**What is asked:** Determine how many lines of the records include "name", and answer with the number alone.

···

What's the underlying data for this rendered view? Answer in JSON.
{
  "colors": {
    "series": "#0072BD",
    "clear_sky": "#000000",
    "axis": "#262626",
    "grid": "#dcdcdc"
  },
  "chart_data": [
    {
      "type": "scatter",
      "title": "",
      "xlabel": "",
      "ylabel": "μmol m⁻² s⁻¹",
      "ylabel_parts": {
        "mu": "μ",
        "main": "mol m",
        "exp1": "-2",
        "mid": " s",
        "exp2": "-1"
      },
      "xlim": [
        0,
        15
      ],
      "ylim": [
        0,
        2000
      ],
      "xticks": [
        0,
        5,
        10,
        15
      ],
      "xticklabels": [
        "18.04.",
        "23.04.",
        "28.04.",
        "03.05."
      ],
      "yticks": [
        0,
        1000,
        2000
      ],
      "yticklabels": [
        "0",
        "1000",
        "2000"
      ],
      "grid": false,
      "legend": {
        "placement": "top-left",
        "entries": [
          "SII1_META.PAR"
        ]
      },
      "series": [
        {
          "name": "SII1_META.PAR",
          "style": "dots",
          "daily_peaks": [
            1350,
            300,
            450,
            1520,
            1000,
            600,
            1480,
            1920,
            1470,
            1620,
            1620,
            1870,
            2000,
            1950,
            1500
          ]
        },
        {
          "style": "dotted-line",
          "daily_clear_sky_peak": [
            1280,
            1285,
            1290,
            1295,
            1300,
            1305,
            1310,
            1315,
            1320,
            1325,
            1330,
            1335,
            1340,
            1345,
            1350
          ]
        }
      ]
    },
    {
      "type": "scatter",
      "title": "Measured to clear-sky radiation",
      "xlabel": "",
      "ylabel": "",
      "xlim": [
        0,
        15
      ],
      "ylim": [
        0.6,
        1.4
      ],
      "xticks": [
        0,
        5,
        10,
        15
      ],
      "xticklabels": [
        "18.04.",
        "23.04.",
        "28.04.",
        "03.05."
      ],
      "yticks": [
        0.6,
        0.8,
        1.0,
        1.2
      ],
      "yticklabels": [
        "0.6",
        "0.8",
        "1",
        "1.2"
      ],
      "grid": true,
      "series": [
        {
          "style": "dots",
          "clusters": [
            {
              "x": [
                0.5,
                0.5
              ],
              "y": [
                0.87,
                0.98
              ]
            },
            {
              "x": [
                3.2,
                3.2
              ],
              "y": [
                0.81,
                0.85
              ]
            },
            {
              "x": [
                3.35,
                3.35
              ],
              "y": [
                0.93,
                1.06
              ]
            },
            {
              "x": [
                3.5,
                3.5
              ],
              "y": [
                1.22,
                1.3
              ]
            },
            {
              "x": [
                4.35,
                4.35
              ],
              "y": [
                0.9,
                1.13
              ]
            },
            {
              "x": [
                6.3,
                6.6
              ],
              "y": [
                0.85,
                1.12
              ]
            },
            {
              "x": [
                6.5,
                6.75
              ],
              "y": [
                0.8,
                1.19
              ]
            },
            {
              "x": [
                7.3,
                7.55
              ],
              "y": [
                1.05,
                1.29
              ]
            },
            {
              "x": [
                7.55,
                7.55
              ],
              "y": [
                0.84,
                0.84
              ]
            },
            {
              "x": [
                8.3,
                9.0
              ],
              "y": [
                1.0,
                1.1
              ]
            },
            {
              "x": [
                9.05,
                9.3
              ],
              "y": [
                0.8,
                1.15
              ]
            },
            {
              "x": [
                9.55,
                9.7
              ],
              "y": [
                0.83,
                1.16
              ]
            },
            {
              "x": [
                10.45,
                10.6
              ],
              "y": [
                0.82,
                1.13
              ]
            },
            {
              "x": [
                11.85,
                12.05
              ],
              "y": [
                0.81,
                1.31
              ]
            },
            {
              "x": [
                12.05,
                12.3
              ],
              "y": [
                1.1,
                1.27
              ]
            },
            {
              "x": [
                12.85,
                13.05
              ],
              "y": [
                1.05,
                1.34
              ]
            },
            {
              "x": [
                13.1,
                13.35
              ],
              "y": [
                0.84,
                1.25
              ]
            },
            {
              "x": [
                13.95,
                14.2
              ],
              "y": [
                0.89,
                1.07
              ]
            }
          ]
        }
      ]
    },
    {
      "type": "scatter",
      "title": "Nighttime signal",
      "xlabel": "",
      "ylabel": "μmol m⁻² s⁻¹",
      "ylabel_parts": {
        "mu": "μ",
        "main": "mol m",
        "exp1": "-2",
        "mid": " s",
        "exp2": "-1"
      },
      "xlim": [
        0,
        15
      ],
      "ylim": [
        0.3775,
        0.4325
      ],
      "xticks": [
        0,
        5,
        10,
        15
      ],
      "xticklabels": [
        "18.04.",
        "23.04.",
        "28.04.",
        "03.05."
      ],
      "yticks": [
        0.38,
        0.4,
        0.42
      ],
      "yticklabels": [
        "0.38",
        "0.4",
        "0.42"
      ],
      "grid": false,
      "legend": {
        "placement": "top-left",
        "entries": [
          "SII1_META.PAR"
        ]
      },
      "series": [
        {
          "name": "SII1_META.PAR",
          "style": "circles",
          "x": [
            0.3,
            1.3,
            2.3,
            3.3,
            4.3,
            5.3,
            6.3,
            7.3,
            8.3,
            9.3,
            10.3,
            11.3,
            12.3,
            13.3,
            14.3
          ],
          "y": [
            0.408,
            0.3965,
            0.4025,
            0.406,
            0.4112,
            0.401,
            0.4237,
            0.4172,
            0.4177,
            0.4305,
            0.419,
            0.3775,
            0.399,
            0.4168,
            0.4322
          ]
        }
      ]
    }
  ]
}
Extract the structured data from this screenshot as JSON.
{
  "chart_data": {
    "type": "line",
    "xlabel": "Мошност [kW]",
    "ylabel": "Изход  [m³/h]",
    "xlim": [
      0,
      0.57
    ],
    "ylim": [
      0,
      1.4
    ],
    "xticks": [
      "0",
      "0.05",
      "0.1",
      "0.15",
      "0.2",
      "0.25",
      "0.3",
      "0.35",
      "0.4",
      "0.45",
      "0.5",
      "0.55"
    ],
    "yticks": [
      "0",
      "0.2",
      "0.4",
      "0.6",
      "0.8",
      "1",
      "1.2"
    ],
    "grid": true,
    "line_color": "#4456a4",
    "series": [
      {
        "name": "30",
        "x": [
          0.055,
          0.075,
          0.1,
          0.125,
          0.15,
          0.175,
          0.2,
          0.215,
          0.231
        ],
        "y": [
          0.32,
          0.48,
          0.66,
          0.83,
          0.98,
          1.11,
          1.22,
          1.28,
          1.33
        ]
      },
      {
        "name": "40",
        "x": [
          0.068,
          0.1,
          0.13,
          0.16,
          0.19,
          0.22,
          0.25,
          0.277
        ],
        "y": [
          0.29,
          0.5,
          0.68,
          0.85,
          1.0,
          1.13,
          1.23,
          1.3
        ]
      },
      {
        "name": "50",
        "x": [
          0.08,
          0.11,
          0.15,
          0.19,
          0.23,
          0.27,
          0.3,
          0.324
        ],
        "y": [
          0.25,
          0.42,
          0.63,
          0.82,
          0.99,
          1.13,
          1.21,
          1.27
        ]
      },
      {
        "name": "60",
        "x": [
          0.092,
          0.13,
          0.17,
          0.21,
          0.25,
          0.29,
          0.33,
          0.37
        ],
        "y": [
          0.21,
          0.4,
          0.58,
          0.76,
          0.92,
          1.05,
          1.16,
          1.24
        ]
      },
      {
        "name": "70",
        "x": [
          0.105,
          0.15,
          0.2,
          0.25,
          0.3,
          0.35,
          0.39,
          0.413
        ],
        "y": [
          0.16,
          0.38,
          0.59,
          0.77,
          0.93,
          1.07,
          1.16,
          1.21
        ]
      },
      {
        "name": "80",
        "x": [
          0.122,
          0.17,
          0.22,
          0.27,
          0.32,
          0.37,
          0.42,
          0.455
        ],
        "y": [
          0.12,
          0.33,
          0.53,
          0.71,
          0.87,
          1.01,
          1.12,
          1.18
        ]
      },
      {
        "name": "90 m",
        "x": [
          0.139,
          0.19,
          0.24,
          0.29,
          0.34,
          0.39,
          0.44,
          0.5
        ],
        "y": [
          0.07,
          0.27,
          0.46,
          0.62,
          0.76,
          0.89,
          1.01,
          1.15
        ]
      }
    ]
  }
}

···

**Written solution:** 9